======== Data extract ========
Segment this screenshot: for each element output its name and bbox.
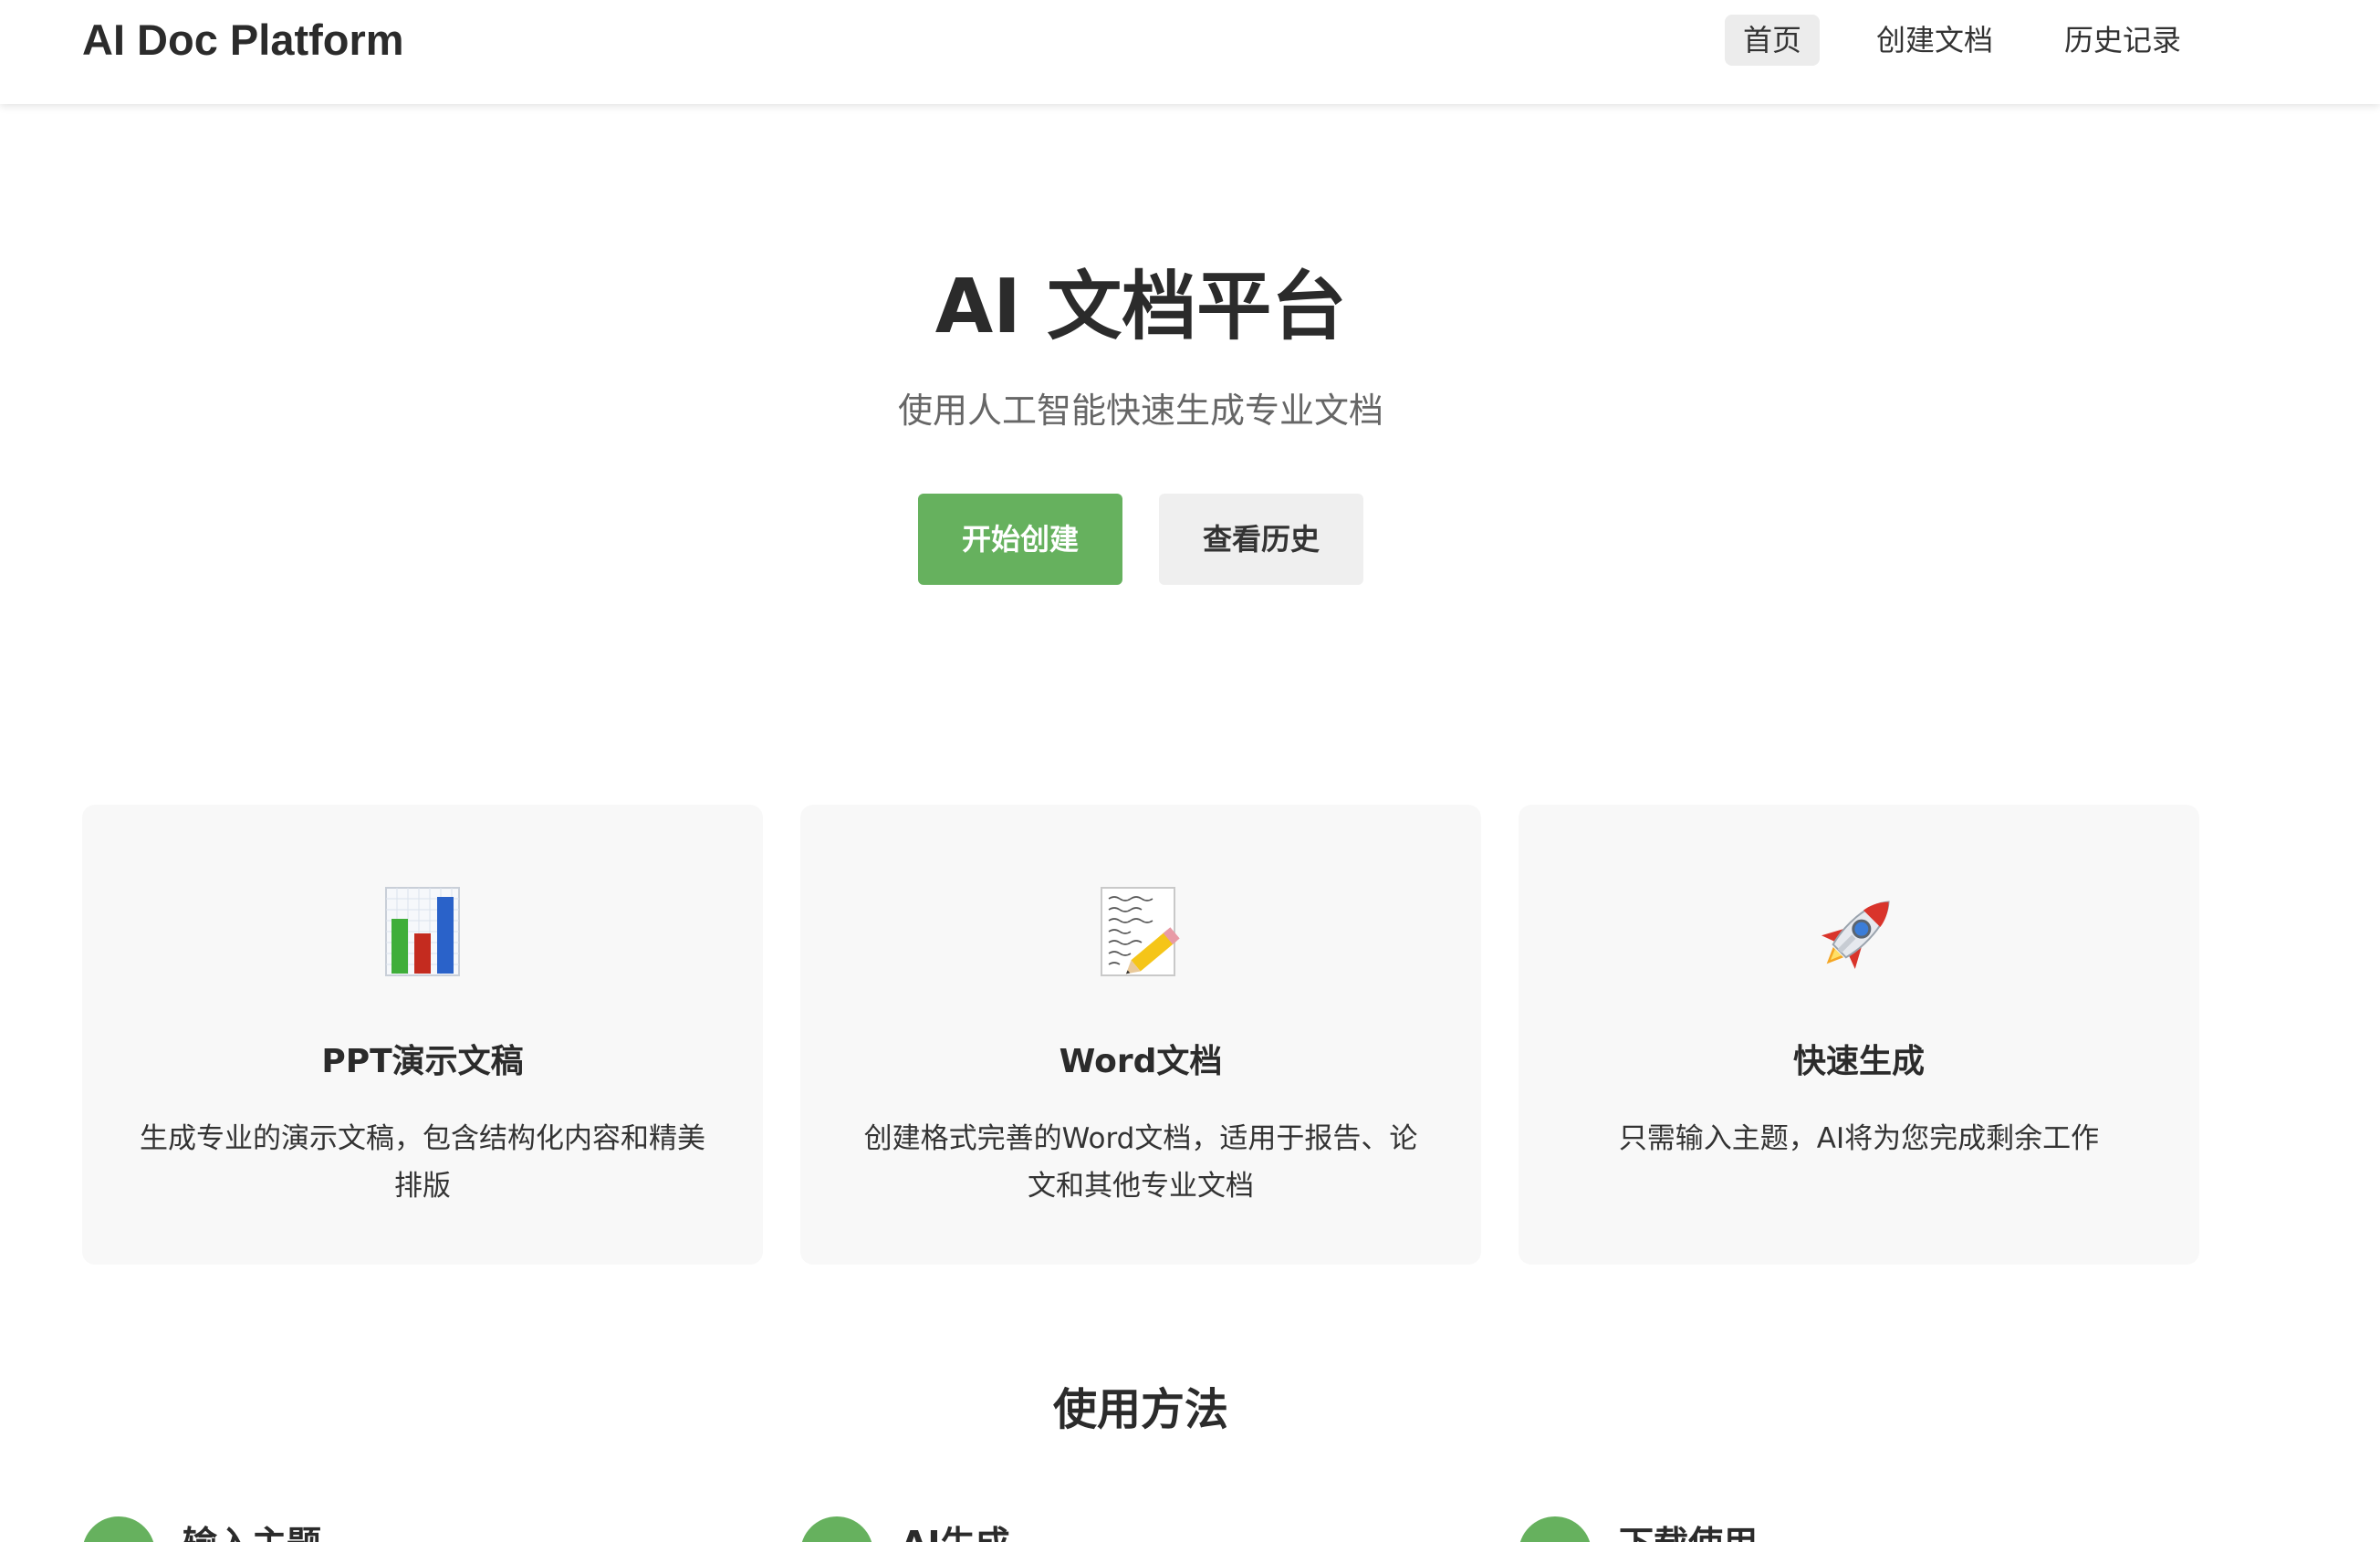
nav-home[interactable]: 首页 [1725,15,1821,66]
brand-logo[interactable]: AI Doc Platform [82,13,404,68]
step-title: 下载使用 [1619,1518,1758,1542]
feature-card-word: Word文档 创建格式完善的Word文档，适用于报告、论文和其他专业文档 [800,805,1481,1265]
hero-subtitle: 使用人工智能快速生成专业文档 [897,391,1383,431]
feature-title: PPT演示文稿 [321,1043,524,1080]
usage-section-title: 使用方法 [1052,1384,1228,1435]
step-title: 输入主题 [183,1518,321,1542]
step-number-badge [1519,1516,1592,1542]
nav-history[interactable]: 历史记录 [2046,15,2199,66]
feature-description: 只需输入主题，AI将为您完成剩余工作 [1618,1122,2100,1155]
feature-title: Word文档 [1059,1043,1223,1080]
feature-card-ppt: PPT演示文稿 生成专业的演示文稿，包含结构化内容和精美排版 [82,805,763,1265]
feature-description: 生成专业的演示文稿，包含结构化内容和精美排版 [140,1122,705,1203]
step-title: AI生成 [901,1518,1010,1542]
memo-icon [800,881,1481,982]
rocket-icon [1519,881,2199,982]
feature-card-fast: 快速生成 只需输入主题，AI将为您完成剩余工作 [1519,805,2199,1265]
step-number-badge [800,1516,873,1542]
step-number-badge [82,1516,155,1542]
feature-title: 快速生成 [1792,1043,1925,1080]
hero-title: AI 文档平台 [934,264,1347,350]
start-create-button[interactable]: 开始创建 [918,494,1122,585]
nav-create-document[interactable]: 创建文档 [1858,15,2011,66]
view-history-button[interactable]: 查看历史 [1159,494,1363,585]
top-navbar: AI Doc Platform 首页 创建文档 历史记录 [0,0,2380,104]
bar-chart-icon [82,881,763,982]
feature-description: 创建格式完善的Word文档，适用于报告、论文和其他专业文档 [863,1122,1418,1203]
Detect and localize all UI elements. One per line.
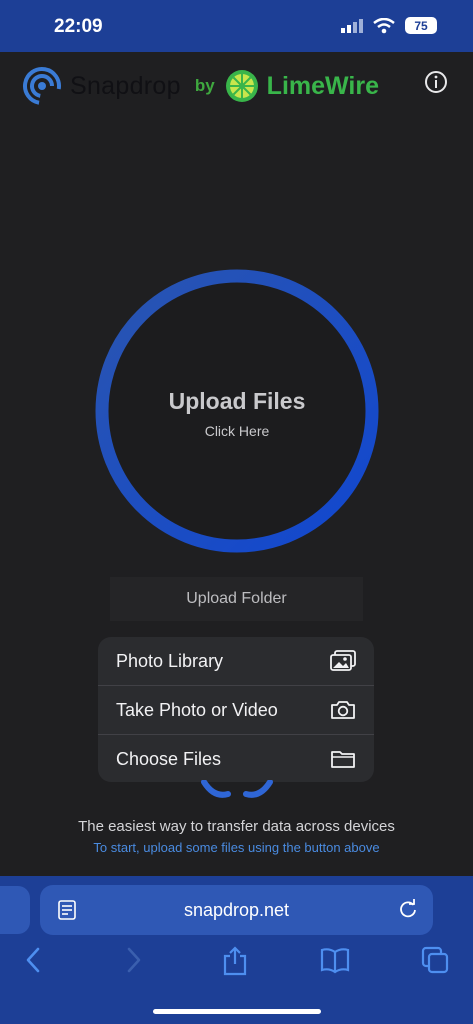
url-text: snapdrop.net — [183, 900, 290, 920]
battery-indicator: 75 — [405, 17, 437, 34]
camera-icon — [331, 701, 355, 719]
wifi-icon — [373, 17, 395, 33]
menu-item-photo-library[interactable]: Photo Library — [98, 637, 374, 686]
bookmarks-icon[interactable] — [320, 946, 350, 974]
status-icons: 75 — [341, 17, 437, 34]
info-icon — [425, 71, 447, 93]
header: Snapdrop by LimeWire — [0, 60, 473, 114]
upload-title[interactable]: Upload Files — [95, 388, 379, 415]
menu-item-label: Photo Library — [116, 650, 224, 671]
tabs-icon[interactable] — [421, 946, 449, 974]
partner-name: LimeWire — [266, 71, 379, 100]
hint-text: To start, upload some files using the bu… — [93, 840, 380, 855]
limewire-logo-icon — [225, 70, 258, 102]
previous-tab-peek[interactable] — [0, 886, 30, 934]
forward-icon[interactable] — [125, 946, 143, 974]
menu-item-take-photo[interactable]: Take Photo or Video — [98, 686, 374, 735]
menu-item-label: Choose Files — [116, 748, 222, 769]
tagline: The easiest way to transfer data across … — [78, 818, 395, 835]
file-picker-menu: Photo Library Take Photo or Video Choose… — [98, 637, 374, 782]
brand[interactable]: Snapdrop by LimeWire — [22, 66, 379, 106]
reload-icon[interactable] — [398, 899, 418, 919]
snapdrop-logo-icon — [23, 67, 61, 105]
info-button[interactable] — [424, 70, 448, 99]
folder-icon — [331, 751, 355, 768]
browser-toolbar — [0, 946, 473, 982]
status-bar: 22:09 75 — [0, 0, 473, 52]
address-bar[interactable]: snapdrop.net — [40, 885, 433, 935]
menu-item-label: Take Photo or Video — [116, 699, 278, 720]
transfer-arrows-icon — [201, 780, 273, 798]
status-time: 22:09 — [54, 16, 103, 37]
home-indicator — [153, 1009, 321, 1014]
share-icon[interactable] — [221, 946, 249, 976]
upload-subtitle[interactable]: Click Here — [95, 423, 379, 439]
brand-name: Snapdrop — [70, 71, 181, 100]
photo-library-icon — [330, 650, 356, 671]
upload-folder-button[interactable]: Upload Folder — [110, 577, 363, 621]
cellular-signal-icon — [341, 18, 363, 33]
menu-item-choose-files[interactable]: Choose Files — [98, 735, 374, 782]
back-icon[interactable] — [24, 946, 42, 974]
brand-by: by — [194, 76, 215, 95]
browser-bottom-bar: snapdrop.net — [0, 876, 473, 1024]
========
Given instruction: Copy all of the lines above without any changes, and leave the pictures out of your answer.

Exercise output:
Segment this screenshot: for each element output its name and bbox.
nav-home[interactable]: 首页 [1725,15,1821,66]
brand-logo[interactable]: AI Doc Platform [82,13,404,68]
step-title: 下载使用 [1619,1518,1758,1542]
feature-card-word: Word文档 创建格式完善的Word文档，适用于报告、论文和其他专业文档 [800,805,1481,1265]
hero-subtitle: 使用人工智能快速生成专业文档 [897,391,1383,431]
feature-title: PPT演示文稿 [321,1043,524,1080]
usage-section-title: 使用方法 [1052,1384,1228,1435]
step-title: 输入主题 [183,1518,321,1542]
step-number-badge [1519,1516,1592,1542]
nav-history[interactable]: 历史记录 [2046,15,2199,66]
feature-description: 只需输入主题，AI将为您完成剩余工作 [1618,1122,2100,1155]
feature-title: Word文档 [1059,1043,1223,1080]
feature-card-ppt: PPT演示文稿 生成专业的演示文稿，包含结构化内容和精美排版 [82,805,763,1265]
feature-description: 生成专业的演示文稿，包含结构化内容和精美排版 [140,1122,705,1203]
step-title: AI生成 [901,1518,1010,1542]
memo-icon [800,881,1481,982]
rocket-icon [1519,881,2199,982]
feature-card-fast: 快速生成 只需输入主题，AI将为您完成剩余工作 [1519,805,2199,1265]
step-number-badge [800,1516,873,1542]
step-number-badge [82,1516,155,1542]
feature-title: 快速生成 [1792,1043,1925,1080]
hero-title: AI 文档平台 [934,264,1347,350]
start-create-button[interactable]: 开始创建 [918,494,1122,585]
nav-create-document[interactable]: 创建文档 [1858,15,2011,66]
view-history-button[interactable]: 查看历史 [1159,494,1363,585]
top-navbar: AI Doc Platform 首页 创建文档 历史记录 [0,0,2380,104]
bar-chart-icon [82,881,763,982]
feature-description: 创建格式完善的Word文档，适用于报告、论文和其他专业文档 [863,1122,1418,1203]
Detect and localize all UI elements. One per line.
url-text: snapdrop.net — [183, 900, 290, 920]
battery-indicator: 75 — [405, 17, 437, 34]
camera-icon — [331, 701, 355, 719]
wifi-icon — [373, 17, 395, 33]
menu-item-photo-library[interactable]: Photo Library — [98, 637, 374, 686]
bookmarks-icon[interactable] — [320, 946, 350, 974]
status-icons: 75 — [341, 17, 437, 34]
info-icon — [425, 71, 447, 93]
header: Snapdrop by LimeWire — [0, 60, 473, 114]
upload-title[interactable]: Upload Files — [95, 388, 379, 415]
menu-item-label: Photo Library — [116, 650, 224, 671]
tabs-icon[interactable] — [421, 946, 449, 974]
partner-name: LimeWire — [266, 71, 379, 100]
hint-text: To start, upload some files using the bu… — [93, 840, 380, 855]
limewire-logo-icon — [225, 70, 258, 102]
previous-tab-peek[interactable] — [0, 886, 30, 934]
forward-icon[interactable] — [125, 946, 143, 974]
menu-item-take-photo[interactable]: Take Photo or Video — [98, 686, 374, 735]
menu-item-label: Choose Files — [116, 748, 222, 769]
tagline: The easiest way to transfer data across … — [78, 818, 395, 835]
file-picker-menu: Photo Library Take Photo or Video Choose… — [98, 637, 374, 782]
brand[interactable]: Snapdrop by LimeWire — [22, 66, 379, 106]
reload-icon[interactable] — [398, 899, 418, 919]
snapdrop-logo-icon — [23, 67, 61, 105]
info-button[interactable] — [424, 70, 448, 99]
folder-icon — [331, 751, 355, 768]
browser-toolbar — [0, 946, 473, 982]
status-bar: 22:09 75 — [0, 0, 473, 52]
address-bar[interactable]: snapdrop.net — [40, 885, 433, 935]
menu-item-label: Take Photo or Video — [116, 699, 278, 720]
transfer-arrows-icon — [201, 780, 273, 798]
status-time: 22:09 — [54, 16, 103, 37]
home-indicator — [153, 1009, 321, 1014]
share-icon[interactable] — [221, 946, 249, 976]
upload-subtitle[interactable]: Click Here — [95, 423, 379, 439]
brand-name: Snapdrop — [70, 71, 181, 100]
photo-library-icon — [330, 650, 356, 671]
upload-folder-button[interactable]: Upload Folder — [110, 577, 363, 621]
cellular-signal-icon — [341, 18, 363, 33]
menu-item-choose-files[interactable]: Choose Files — [98, 735, 374, 782]
back-icon[interactable] — [24, 946, 42, 974]
brand-by: by — [194, 76, 215, 95]
browser-bottom-bar: snapdrop.net — [0, 876, 473, 1024]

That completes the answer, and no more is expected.